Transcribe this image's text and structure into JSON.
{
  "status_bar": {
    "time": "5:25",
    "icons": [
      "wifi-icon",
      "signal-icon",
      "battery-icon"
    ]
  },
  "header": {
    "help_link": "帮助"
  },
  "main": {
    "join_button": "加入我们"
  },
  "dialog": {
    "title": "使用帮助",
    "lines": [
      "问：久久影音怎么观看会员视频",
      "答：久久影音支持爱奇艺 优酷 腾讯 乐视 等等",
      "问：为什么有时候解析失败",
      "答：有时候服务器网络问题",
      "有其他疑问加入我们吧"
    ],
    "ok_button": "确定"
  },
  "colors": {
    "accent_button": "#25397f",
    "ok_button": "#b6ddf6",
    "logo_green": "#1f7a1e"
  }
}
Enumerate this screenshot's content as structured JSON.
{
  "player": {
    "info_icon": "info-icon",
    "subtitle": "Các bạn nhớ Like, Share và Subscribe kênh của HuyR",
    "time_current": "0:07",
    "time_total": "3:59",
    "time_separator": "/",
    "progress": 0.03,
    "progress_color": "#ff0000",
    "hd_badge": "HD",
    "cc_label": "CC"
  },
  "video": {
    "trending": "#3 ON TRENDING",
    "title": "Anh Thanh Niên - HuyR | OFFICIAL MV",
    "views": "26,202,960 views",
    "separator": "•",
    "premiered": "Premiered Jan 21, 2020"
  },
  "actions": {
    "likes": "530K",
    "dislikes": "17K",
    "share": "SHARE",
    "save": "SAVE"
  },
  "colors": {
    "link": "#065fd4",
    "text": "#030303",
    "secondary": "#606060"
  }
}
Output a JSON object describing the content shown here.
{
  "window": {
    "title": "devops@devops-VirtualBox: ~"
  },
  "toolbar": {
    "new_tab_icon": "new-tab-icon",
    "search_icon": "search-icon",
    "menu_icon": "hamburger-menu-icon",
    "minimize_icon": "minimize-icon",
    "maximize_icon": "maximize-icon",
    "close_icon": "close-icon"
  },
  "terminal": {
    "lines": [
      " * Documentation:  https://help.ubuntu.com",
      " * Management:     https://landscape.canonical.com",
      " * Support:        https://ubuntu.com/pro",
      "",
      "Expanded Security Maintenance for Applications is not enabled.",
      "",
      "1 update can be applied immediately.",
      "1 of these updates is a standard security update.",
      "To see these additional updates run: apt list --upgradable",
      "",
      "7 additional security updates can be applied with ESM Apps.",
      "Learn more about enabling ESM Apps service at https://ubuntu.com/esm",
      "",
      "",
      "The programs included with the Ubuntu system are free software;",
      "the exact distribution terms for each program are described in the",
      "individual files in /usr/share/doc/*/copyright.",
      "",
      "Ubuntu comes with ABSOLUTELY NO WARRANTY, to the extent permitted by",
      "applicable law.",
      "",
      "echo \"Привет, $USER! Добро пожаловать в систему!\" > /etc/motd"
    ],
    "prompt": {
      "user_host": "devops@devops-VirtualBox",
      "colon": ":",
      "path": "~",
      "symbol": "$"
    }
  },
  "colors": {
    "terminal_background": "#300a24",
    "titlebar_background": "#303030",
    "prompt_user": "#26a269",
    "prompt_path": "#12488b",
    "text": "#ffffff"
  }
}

### Problem description
Transcribe the material exactly as it reads.

### Reply to the exercise
Transcribe this image's text and structure into JSON.
{
  "status_bar": {
    "time": "5:25",
    "icons": [
      "wifi-icon",
      "signal-icon",
      "battery-icon"
    ]
  },
  "header": {
    "help_link": "帮助"
  },
  "main": {
    "join_button": "加入我们"
  },
  "dialog": {
    "title": "使用帮助",
    "lines": [
      "问：久久影音怎么观看会员视频",
      "答：久久影音支持爱奇艺 优酷 腾讯 乐视 等等",
      "问：为什么有时候解析失败",
      "答：有时候服务器网络问题",
      "有其他疑问加入我们吧"
    ],
    "ok_button": "确定"
  },
  "colors": {
    "accent_button": "#25397f",
    "ok_button": "#b6ddf6",
    "logo_green": "#1f7a1e"
  }
}
Enumerate this screenshot's content as structured JSON.
{
  "player": {
    "info_icon": "info-icon",
    "subtitle": "Các bạn nhớ Like, Share và Subscribe kênh của HuyR",
    "time_current": "0:07",
    "time_total": "3:59",
    "time_separator": "/",
    "progress": 0.03,
    "progress_color": "#ff0000",
    "hd_badge": "HD",
    "cc_label": "CC"
  },
  "video": {
    "trending": "#3 ON TRENDING",
    "title": "Anh Thanh Niên - HuyR | OFFICIAL MV",
    "views": "26,202,960 views",
    "separator": "•",
    "premiered": "Premiered Jan 21, 2020"
  },
  "actions": {
    "likes": "530K",
    "dislikes": "17K",
    "share": "SHARE",
    "save": "SAVE"
  },
  "colors": {
    "link": "#065fd4",
    "text": "#030303",
    "secondary": "#606060"
  }
}
Output a JSON object describing the content shown here.
{
  "window": {
    "title": "devops@devops-VirtualBox: ~"
  },
  "toolbar": {
    "new_tab_icon": "new-tab-icon",
    "search_icon": "search-icon",
    "menu_icon": "hamburger-menu-icon",
    "minimize_icon": "minimize-icon",
    "maximize_icon": "maximize-icon",
    "close_icon": "close-icon"
  },
  "terminal": {
    "lines": [
      " * Documentation:  https://help.ubuntu.com",
      " * Management:     https://landscape.canonical.com",
      " * Support:        https://ubuntu.com/pro",
      "",
      "Expanded Security Maintenance for Applications is not enabled.",
      "",
      "1 update can be applied immediately.",
      "1 of these updates is a standard security update.",
      "To see these additional updates run: apt list --upgradable",
      "",
      "7 additional security updates can be applied with ESM Apps.",
      "Learn more about enabling ESM Apps service at https://ubuntu.com/esm",
      "",
      "",
      "The programs included with the Ubuntu system are free software;",
      "the exact distribution terms for each program are described in the",
      "individual files in /usr/share/doc/*/copyright.",
      "",
      "Ubuntu comes with ABSOLUTELY NO WARRANTY, to the extent permitted by",
      "applicable law.",
      "",
      "echo \"Привет, $USER! Добро пожаловать в систему!\" > /etc/motd"
    ],
    "prompt": {
      "user_host": "devops@devops-VirtualBox",
      "colon": ":",
      "path": "~",
      "symbol": "$"
    }
  },
  "colors": {
    "terminal_background": "#300a24",
    "titlebar_background": "#303030",
    "prompt_user": "#26a269",
    "prompt_path": "#12488b",
    "text": "#ffffff"
  }
}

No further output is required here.